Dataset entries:
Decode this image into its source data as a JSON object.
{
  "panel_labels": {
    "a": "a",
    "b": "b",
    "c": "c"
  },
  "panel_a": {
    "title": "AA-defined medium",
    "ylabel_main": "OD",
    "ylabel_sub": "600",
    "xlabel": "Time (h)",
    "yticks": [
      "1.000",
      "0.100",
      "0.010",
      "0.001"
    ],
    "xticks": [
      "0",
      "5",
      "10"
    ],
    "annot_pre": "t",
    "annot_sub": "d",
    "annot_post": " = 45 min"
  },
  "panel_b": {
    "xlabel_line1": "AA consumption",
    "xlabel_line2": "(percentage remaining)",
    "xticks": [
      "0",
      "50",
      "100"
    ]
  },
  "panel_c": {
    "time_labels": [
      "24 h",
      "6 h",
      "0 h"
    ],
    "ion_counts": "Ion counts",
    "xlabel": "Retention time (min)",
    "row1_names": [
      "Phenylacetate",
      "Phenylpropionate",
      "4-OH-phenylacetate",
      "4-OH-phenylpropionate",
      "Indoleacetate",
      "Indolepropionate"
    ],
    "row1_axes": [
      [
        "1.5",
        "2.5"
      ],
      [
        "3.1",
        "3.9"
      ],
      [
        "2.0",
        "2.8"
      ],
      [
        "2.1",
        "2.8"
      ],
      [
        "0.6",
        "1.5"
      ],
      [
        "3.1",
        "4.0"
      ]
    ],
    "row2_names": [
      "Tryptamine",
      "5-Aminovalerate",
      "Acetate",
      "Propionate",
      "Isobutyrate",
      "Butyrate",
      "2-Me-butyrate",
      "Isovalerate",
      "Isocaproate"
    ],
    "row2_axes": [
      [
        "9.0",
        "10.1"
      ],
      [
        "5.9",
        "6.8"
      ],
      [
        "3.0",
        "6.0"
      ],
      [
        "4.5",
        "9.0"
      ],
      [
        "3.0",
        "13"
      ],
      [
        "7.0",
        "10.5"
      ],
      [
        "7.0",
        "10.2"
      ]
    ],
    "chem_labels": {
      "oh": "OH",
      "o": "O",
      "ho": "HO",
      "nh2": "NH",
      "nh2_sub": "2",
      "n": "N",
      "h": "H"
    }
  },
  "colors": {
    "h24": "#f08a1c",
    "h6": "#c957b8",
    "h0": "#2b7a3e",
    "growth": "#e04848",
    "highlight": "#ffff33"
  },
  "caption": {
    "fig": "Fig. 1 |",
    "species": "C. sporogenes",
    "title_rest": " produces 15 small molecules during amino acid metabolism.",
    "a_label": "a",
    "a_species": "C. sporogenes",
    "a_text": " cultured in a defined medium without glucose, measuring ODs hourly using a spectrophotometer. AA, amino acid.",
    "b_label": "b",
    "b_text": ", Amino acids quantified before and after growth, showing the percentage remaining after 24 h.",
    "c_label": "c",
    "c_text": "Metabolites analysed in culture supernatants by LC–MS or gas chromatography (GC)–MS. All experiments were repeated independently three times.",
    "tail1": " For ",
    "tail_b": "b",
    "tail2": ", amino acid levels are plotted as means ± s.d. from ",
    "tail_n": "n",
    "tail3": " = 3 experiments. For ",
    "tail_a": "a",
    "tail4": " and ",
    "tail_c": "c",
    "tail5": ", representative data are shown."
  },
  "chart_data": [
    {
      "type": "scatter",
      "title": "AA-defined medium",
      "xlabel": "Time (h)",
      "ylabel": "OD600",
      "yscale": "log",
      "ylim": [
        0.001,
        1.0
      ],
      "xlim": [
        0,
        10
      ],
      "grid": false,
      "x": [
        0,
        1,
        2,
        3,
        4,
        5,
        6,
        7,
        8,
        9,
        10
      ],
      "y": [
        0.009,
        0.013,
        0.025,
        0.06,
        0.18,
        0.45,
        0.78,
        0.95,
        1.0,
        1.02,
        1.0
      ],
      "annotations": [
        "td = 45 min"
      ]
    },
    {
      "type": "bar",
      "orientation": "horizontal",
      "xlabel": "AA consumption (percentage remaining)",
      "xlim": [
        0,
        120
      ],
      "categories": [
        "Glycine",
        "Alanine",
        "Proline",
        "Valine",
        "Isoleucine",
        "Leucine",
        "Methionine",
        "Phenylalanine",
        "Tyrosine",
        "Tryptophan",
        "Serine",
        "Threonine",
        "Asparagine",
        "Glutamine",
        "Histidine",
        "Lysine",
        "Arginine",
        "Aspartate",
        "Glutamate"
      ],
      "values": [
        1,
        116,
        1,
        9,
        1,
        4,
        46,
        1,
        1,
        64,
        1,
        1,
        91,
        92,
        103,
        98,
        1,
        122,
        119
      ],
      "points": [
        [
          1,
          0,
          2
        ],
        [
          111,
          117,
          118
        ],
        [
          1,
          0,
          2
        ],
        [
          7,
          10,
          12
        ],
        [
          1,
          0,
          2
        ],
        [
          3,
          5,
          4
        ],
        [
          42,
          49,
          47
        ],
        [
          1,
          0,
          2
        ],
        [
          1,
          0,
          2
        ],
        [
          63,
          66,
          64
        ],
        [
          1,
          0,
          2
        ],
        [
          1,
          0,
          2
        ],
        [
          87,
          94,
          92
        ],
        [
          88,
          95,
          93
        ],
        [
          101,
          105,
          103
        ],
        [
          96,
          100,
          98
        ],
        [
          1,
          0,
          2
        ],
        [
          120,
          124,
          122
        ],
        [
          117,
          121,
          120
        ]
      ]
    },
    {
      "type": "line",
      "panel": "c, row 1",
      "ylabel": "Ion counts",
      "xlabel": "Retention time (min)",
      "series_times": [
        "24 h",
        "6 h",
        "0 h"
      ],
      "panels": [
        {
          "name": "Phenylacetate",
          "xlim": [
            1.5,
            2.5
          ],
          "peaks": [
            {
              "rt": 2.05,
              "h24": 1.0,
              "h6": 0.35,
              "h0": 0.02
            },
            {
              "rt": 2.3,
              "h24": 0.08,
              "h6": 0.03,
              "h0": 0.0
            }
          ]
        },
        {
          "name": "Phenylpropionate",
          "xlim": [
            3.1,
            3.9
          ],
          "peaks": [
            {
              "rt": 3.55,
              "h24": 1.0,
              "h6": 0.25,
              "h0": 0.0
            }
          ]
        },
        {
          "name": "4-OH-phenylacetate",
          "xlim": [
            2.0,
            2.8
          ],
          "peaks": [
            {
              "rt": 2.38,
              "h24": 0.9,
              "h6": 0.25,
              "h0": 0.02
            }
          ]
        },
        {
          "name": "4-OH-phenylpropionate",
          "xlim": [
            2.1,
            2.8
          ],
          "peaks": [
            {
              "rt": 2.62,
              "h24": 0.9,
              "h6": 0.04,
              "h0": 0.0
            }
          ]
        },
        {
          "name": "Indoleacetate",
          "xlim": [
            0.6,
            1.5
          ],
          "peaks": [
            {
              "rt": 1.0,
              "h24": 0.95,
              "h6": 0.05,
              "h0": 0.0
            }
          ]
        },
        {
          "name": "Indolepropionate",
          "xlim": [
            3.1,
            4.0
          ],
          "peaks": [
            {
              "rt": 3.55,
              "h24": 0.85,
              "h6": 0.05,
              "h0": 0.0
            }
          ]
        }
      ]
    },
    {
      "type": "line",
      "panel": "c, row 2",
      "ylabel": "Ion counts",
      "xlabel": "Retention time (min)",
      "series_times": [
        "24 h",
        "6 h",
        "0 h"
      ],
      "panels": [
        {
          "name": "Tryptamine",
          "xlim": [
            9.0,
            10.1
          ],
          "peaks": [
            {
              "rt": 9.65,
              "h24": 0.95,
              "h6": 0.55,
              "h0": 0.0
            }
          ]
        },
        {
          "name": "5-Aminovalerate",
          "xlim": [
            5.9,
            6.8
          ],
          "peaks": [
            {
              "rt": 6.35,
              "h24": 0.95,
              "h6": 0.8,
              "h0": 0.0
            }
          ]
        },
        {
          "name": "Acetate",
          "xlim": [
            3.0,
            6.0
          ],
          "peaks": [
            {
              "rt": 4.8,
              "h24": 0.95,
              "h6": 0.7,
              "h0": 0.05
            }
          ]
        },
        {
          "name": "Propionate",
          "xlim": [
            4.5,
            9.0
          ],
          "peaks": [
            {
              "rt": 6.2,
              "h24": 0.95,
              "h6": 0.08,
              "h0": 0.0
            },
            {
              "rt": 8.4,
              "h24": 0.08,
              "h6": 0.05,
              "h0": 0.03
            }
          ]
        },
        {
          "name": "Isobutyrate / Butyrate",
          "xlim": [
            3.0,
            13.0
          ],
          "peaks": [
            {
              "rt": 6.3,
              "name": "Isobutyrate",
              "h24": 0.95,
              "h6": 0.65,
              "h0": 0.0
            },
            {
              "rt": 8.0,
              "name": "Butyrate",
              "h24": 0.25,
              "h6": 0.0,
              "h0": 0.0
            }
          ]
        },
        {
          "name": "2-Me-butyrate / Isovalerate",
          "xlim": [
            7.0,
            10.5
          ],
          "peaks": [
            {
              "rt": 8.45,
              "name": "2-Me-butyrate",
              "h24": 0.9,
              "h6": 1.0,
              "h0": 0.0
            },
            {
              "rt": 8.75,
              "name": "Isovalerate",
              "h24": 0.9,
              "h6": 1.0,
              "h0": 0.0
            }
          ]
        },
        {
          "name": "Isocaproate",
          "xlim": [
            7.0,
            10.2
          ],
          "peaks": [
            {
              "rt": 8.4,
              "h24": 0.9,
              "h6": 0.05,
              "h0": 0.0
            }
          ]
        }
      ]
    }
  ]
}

TASK:
Looking through the records, copy out every line in which the word "remaining" is found.

RESULT FOR THIS TASK:
    "xlabel_line2": "(percentage remaining)",
    "b_text": ", Amino acids quantified before and after growth, showing the percentage remaining after 24 h.",
      "xlabel": "AA consumption (percentage remaining)",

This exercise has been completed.